## SOURCE RECORDS
---------------

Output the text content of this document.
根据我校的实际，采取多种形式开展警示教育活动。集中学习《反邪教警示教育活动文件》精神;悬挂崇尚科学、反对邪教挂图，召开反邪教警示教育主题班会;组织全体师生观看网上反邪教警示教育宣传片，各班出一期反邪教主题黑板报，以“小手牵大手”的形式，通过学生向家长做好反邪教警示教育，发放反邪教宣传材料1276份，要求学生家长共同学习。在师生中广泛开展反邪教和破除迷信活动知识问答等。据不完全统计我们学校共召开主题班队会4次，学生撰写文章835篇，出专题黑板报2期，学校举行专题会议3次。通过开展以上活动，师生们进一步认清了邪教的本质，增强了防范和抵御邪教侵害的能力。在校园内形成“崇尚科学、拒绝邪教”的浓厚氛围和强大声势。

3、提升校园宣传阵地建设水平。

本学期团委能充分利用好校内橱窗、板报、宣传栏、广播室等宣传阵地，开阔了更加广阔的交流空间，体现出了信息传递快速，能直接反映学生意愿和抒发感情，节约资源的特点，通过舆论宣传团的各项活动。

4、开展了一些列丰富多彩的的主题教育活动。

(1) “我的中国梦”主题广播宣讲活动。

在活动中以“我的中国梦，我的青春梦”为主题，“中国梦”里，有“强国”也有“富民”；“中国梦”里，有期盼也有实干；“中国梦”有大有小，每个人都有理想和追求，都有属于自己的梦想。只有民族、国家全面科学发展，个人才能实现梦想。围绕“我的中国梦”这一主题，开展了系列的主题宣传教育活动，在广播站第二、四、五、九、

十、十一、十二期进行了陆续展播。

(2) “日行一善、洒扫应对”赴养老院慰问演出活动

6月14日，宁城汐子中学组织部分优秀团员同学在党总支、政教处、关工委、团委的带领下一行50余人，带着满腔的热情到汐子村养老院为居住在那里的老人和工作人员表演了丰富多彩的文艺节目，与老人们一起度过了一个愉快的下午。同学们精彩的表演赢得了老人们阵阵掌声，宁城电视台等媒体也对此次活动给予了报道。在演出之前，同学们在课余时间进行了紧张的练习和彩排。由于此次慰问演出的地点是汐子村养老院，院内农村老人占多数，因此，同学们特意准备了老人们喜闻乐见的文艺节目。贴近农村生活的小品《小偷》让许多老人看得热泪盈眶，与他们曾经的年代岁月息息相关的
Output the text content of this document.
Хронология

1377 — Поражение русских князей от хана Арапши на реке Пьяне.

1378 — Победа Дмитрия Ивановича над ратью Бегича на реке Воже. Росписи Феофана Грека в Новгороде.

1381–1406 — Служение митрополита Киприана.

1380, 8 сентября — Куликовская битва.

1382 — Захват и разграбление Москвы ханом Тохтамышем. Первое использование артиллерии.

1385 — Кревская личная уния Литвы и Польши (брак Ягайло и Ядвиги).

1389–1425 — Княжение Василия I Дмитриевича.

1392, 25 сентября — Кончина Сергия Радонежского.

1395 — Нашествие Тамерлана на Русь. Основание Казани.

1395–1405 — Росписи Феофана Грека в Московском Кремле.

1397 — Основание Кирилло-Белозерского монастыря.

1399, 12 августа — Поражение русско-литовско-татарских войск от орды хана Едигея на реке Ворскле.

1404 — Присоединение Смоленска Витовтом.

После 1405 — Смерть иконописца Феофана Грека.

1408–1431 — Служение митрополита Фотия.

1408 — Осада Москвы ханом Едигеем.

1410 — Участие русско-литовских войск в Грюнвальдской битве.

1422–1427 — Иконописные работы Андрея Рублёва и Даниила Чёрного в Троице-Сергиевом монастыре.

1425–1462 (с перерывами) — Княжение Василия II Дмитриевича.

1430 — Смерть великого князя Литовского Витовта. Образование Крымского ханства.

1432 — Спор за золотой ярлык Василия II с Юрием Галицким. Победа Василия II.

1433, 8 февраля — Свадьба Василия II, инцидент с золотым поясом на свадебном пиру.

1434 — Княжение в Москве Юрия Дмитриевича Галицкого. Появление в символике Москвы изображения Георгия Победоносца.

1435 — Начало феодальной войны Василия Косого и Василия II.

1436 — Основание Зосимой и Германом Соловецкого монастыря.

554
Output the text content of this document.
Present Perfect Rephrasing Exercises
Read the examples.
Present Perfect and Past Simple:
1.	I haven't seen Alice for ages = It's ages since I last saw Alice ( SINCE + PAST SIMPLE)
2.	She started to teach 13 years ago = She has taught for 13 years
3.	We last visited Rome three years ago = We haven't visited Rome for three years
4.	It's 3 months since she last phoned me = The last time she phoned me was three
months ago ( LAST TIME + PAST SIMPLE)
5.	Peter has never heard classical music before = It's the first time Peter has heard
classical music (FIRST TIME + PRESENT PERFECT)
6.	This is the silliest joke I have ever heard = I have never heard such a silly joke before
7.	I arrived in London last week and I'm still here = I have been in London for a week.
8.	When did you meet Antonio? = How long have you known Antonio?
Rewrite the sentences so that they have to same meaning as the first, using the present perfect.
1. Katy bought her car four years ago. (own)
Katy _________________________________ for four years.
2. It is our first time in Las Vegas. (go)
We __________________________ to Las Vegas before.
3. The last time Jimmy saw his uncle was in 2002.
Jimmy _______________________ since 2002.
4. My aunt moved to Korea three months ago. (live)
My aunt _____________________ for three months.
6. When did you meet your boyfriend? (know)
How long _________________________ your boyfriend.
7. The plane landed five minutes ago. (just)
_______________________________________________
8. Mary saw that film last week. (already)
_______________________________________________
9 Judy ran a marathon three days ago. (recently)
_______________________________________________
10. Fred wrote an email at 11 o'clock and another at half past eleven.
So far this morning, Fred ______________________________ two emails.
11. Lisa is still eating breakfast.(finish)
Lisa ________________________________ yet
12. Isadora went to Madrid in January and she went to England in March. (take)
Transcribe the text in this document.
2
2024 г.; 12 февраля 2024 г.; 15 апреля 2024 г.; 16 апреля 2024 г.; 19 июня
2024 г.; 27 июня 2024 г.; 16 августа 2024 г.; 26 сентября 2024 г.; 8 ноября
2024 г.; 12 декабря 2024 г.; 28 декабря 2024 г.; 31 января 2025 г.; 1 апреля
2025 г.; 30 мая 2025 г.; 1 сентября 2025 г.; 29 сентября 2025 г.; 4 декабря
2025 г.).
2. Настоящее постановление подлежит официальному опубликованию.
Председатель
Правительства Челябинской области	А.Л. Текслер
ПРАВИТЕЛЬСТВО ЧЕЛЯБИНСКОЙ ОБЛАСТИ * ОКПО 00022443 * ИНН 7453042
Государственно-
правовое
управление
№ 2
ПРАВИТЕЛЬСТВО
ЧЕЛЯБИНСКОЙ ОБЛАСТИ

---------------

## EXERCISE
List all lines from the entries that include the word "four".

## FULL OUTPUT
1. Katy bought her car four years ago. (own)
Katy _________________________________ for four years.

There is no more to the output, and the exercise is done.